• **Aim**
Of the lines in the entries below, state how many hold the word "بعدك". Say nothing else.

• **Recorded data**
....

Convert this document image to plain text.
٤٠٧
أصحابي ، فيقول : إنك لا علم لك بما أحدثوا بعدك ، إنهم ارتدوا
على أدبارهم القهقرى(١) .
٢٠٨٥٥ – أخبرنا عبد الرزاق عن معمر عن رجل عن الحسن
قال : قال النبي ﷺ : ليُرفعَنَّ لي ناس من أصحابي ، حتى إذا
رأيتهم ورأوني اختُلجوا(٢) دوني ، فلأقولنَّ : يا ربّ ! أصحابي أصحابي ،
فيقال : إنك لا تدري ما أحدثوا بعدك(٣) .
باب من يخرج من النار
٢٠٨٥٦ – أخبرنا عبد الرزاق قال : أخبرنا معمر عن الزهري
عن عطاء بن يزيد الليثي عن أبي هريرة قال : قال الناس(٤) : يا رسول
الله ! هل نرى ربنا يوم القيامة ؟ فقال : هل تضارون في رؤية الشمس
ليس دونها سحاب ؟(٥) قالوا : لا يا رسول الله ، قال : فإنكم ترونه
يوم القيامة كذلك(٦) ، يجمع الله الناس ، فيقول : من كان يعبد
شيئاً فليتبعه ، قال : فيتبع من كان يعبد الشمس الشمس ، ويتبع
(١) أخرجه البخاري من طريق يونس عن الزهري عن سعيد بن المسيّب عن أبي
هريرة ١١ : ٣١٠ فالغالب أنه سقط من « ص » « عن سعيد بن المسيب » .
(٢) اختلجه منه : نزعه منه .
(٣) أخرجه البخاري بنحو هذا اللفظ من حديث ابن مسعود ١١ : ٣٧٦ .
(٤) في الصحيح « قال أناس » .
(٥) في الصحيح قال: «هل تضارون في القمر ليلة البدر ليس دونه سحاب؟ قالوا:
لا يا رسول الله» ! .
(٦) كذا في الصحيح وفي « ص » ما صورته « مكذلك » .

....

• **Result of the exercise**
2